SET EXERCISE :: Print out each record below, unaltered and complete, without its images.

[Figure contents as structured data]
☆ ☆ ☆ ☆ ☆

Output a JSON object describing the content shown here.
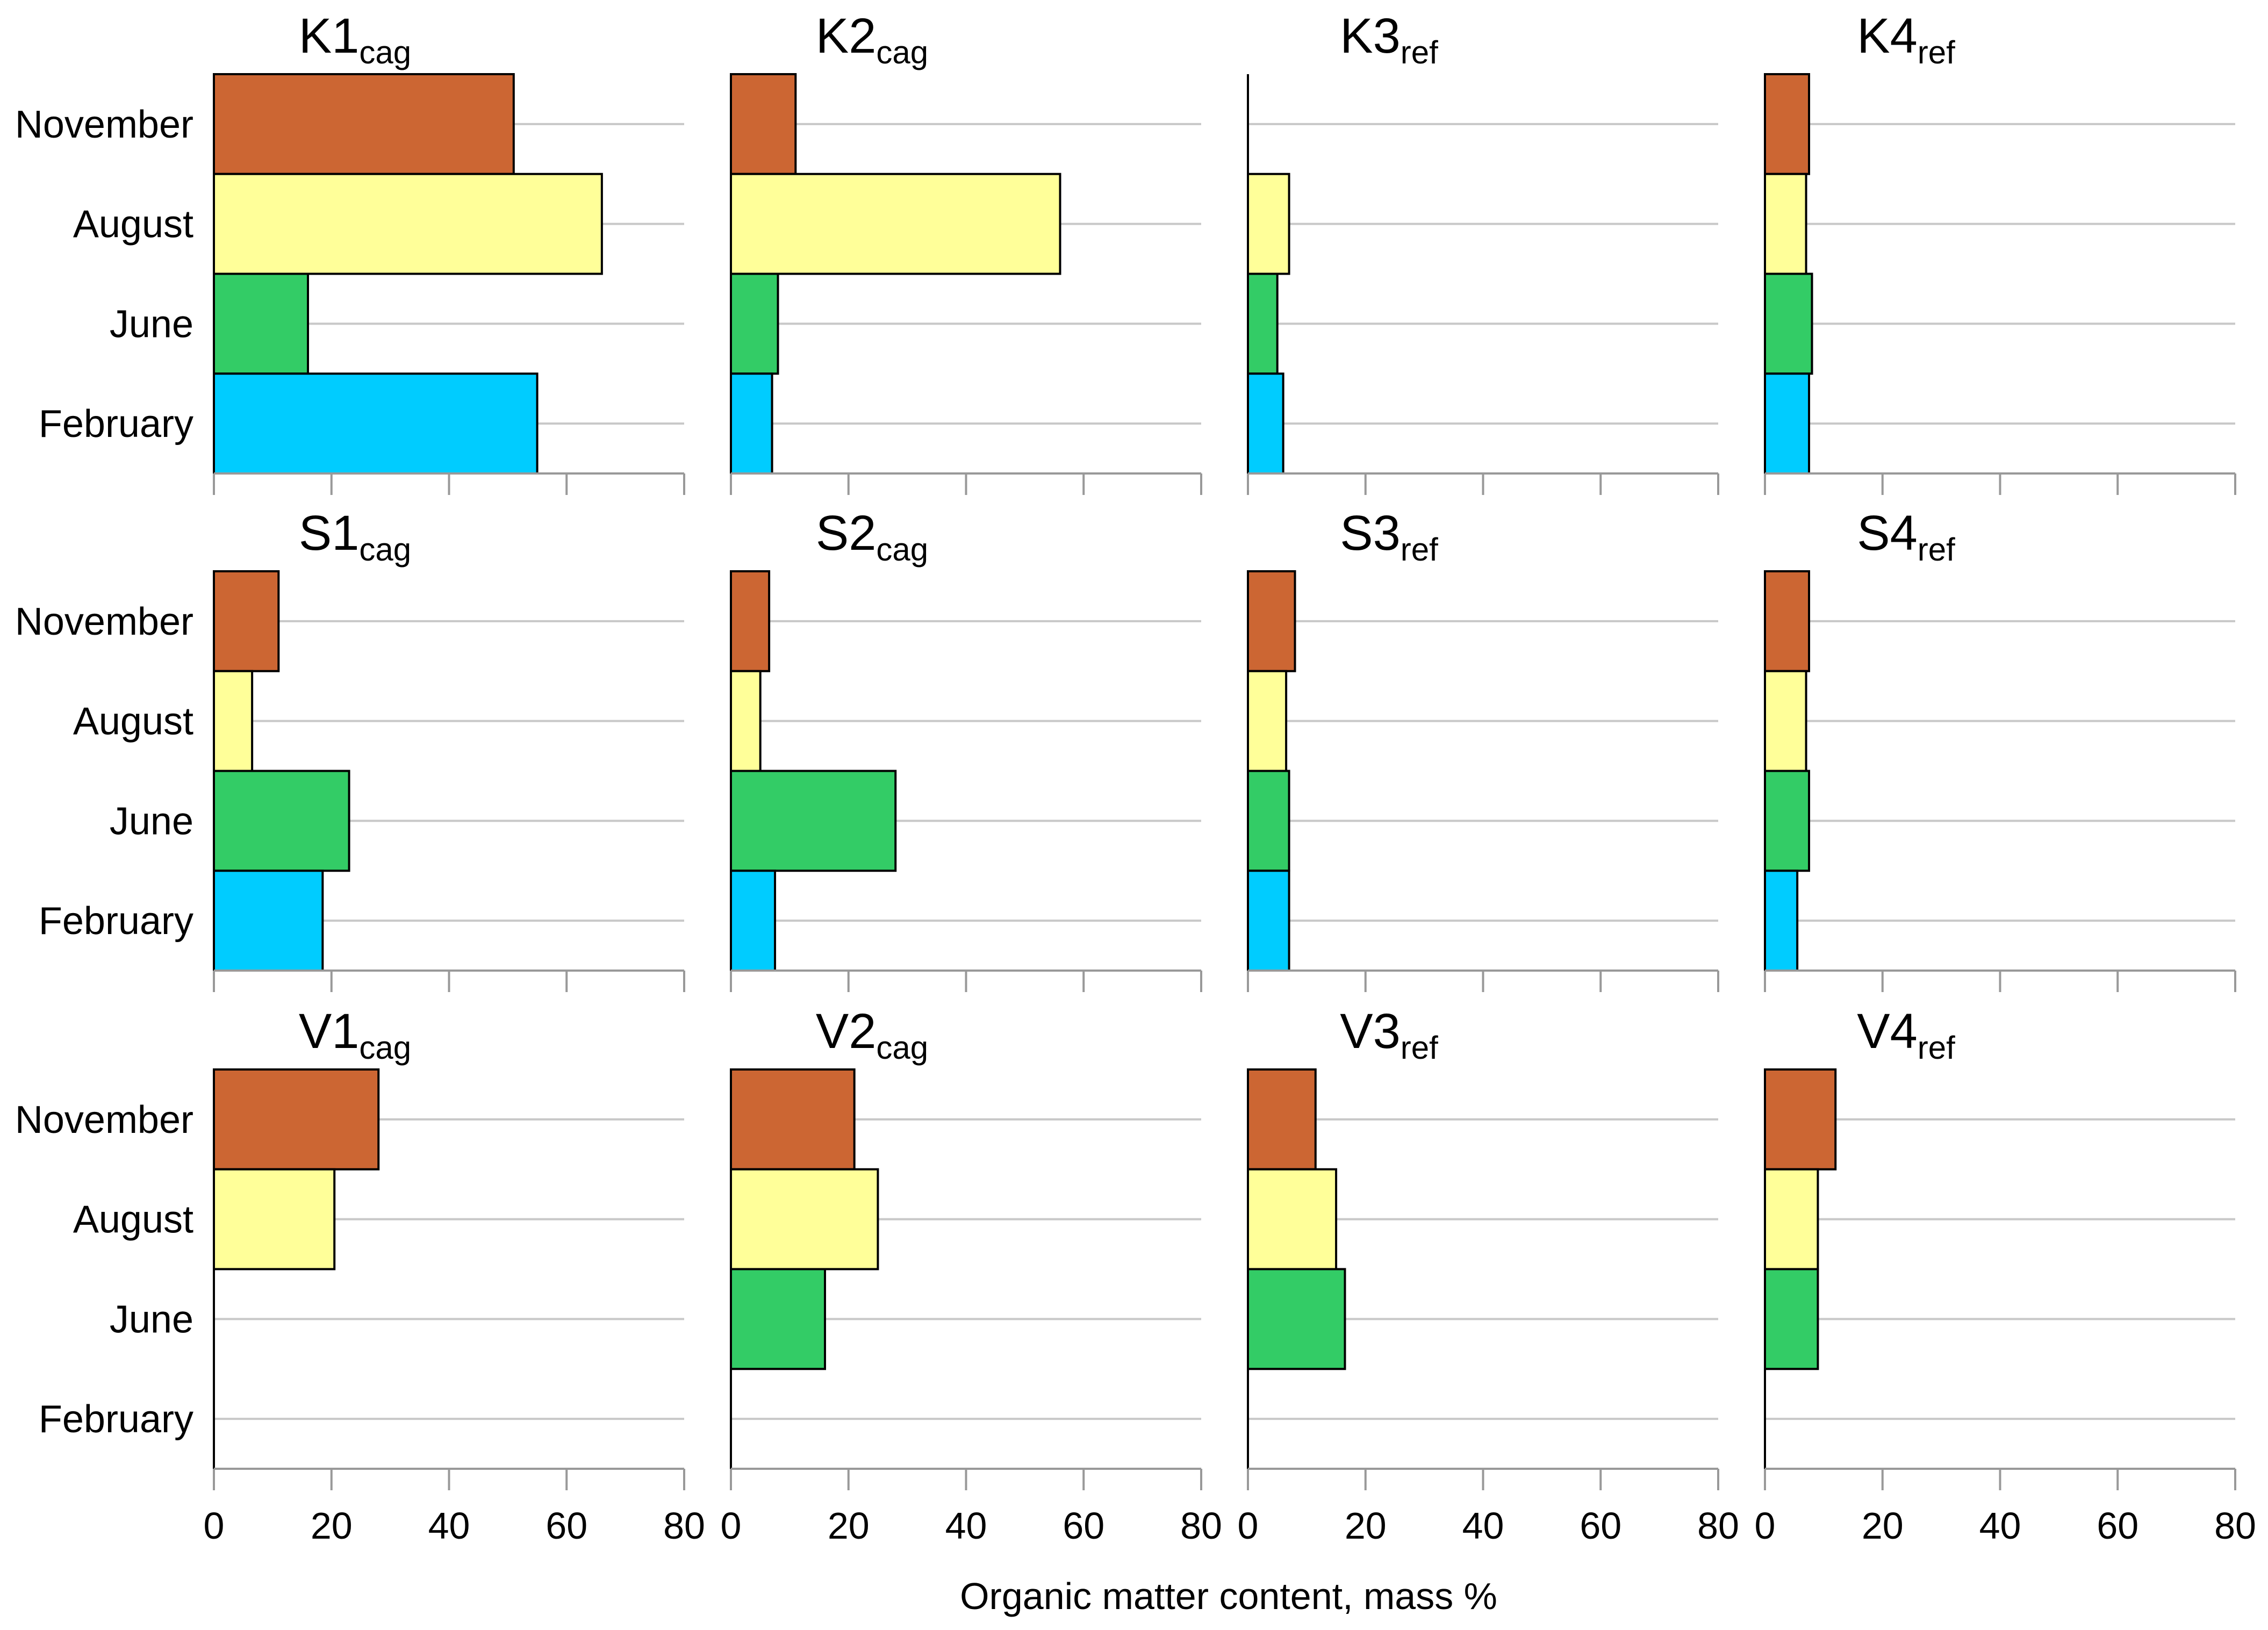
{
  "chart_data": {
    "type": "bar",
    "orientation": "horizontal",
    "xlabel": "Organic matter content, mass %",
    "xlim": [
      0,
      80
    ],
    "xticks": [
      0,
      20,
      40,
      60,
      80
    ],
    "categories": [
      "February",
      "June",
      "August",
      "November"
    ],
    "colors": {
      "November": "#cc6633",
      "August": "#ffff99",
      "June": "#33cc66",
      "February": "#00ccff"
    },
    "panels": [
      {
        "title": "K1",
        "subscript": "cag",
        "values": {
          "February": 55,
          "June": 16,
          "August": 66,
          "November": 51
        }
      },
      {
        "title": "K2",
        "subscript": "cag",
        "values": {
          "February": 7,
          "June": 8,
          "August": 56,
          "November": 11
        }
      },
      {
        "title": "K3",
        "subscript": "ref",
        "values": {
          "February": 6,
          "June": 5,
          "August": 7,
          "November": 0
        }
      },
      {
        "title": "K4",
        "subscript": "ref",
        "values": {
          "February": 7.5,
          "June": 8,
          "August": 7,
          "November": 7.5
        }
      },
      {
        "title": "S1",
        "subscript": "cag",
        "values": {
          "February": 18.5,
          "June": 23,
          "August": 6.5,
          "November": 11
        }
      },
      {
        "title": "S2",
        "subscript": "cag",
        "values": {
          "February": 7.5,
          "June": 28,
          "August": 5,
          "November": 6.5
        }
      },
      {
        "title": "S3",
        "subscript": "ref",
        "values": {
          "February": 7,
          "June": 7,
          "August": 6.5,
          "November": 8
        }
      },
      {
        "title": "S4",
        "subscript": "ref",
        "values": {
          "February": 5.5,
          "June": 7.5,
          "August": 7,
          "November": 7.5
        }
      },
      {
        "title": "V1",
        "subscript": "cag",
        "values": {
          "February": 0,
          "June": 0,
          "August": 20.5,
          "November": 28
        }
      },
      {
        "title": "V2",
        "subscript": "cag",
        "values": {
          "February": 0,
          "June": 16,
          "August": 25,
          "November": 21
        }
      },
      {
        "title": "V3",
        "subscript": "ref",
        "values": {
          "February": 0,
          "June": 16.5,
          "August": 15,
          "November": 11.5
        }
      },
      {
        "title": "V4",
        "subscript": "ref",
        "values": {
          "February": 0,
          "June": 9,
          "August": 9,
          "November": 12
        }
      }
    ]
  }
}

☆ ☆ ☆ ☆ ☆

SOLUTION TO THIS EXERCISE ::
Output a JSON object describing the content shown here.
{
  "chart_data": {
    "type": "bar",
    "orientation": "horizontal",
    "xlabel": "Organic matter content, mass %",
    "xlim": [
      0,
      80
    ],
    "xticks": [
      0,
      20,
      40,
      60,
      80
    ],
    "categories": [
      "February",
      "June",
      "August",
      "November"
    ],
    "colors": {
      "November": "#cc6633",
      "August": "#ffff99",
      "June": "#33cc66",
      "February": "#00ccff"
    },
    "panels": [
      {
        "title": "K1",
        "subscript": "cag",
        "values": {
          "February": 55,
          "June": 16,
          "August": 66,
          "November": 51
        }
      },
      {
        "title": "K2",
        "subscript": "cag",
        "values": {
          "February": 7,
          "June": 8,
          "August": 56,
          "November": 11
        }
      },
      {
        "title": "K3",
        "subscript": "ref",
        "values": {
          "February": 6,
          "June": 5,
          "August": 7,
          "November": 0
        }
      },
      {
        "title": "K4",
        "subscript": "ref",
        "values": {
          "February": 7.5,
          "June": 8,
          "August": 7,
          "November": 7.5
        }
      },
      {
        "title": "S1",
        "subscript": "cag",
        "values": {
          "February": 18.5,
          "June": 23,
          "August": 6.5,
          "November": 11
        }
      },
      {
        "title": "S2",
        "subscript": "cag",
        "values": {
          "February": 7.5,
          "June": 28,
          "August": 5,
          "November": 6.5
        }
      },
      {
        "title": "S3",
        "subscript": "ref",
        "values": {
          "February": 7,
          "June": 7,
          "August": 6.5,
          "November": 8
        }
      },
      {
        "title": "S4",
        "subscript": "ref",
        "values": {
          "February": 5.5,
          "June": 7.5,
          "August": 7,
          "November": 7.5
        }
      },
      {
        "title": "V1",
        "subscript": "cag",
        "values": {
          "February": 0,
          "June": 0,
          "August": 20.5,
          "November": 28
        }
      },
      {
        "title": "V2",
        "subscript": "cag",
        "values": {
          "February": 0,
          "June": 16,
          "August": 25,
          "November": 21
        }
      },
      {
        "title": "V3",
        "subscript": "ref",
        "values": {
          "February": 0,
          "June": 16.5,
          "August": 15,
          "November": 11.5
        }
      },
      {
        "title": "V4",
        "subscript": "ref",
        "values": {
          "February": 0,
          "June": 9,
          "August": 9,
          "November": 12
        }
      }
    ]
  }
}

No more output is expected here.